• **Recorded data**
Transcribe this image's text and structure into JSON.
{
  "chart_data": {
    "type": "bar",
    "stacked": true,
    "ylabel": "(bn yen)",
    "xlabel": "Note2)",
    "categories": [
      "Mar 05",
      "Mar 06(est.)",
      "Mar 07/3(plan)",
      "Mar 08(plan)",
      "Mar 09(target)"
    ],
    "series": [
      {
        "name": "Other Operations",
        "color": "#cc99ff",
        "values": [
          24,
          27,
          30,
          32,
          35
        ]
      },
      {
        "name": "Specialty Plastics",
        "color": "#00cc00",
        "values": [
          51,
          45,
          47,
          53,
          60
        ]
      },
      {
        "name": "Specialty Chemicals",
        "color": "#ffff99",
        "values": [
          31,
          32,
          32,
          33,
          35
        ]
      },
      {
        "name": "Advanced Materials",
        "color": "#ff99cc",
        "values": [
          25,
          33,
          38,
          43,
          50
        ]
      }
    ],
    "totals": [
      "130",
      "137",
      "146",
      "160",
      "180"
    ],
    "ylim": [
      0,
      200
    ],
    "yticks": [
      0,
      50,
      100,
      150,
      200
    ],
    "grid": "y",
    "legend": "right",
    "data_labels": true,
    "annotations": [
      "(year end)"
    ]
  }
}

• **What to produce**
Write out all the data again, exactly as it appears.

• **Right answer**
Transcribe this image's text and structure into JSON.
{
  "chart_data": {
    "type": "bar",
    "stacked": true,
    "ylabel": "(bn yen)",
    "xlabel": "Note2)",
    "categories": [
      "Mar 05",
      "Mar 06(est.)",
      "Mar 07/3(plan)",
      "Mar 08(plan)",
      "Mar 09(target)"
    ],
    "series": [
      {
        "name": "Other Operations",
        "color": "#cc99ff",
        "values": [
          24,
          27,
          30,
          32,
          35
        ]
      },
      {
        "name": "Specialty Plastics",
        "color": "#00cc00",
        "values": [
          51,
          45,
          47,
          53,
          60
        ]
      },
      {
        "name": "Specialty Chemicals",
        "color": "#ffff99",
        "values": [
          31,
          32,
          32,
          33,
          35
        ]
      },
      {
        "name": "Advanced Materials",
        "color": "#ff99cc",
        "values": [
          25,
          33,
          38,
          43,
          50
        ]
      }
    ],
    "totals": [
      "130",
      "137",
      "146",
      "160",
      "180"
    ],
    "ylim": [
      0,
      200
    ],
    "yticks": [
      0,
      50,
      100,
      150,
      200
    ],
    "grid": "y",
    "legend": "right",
    "data_labels": true,
    "annotations": [
      "(year end)"
    ]
  }
}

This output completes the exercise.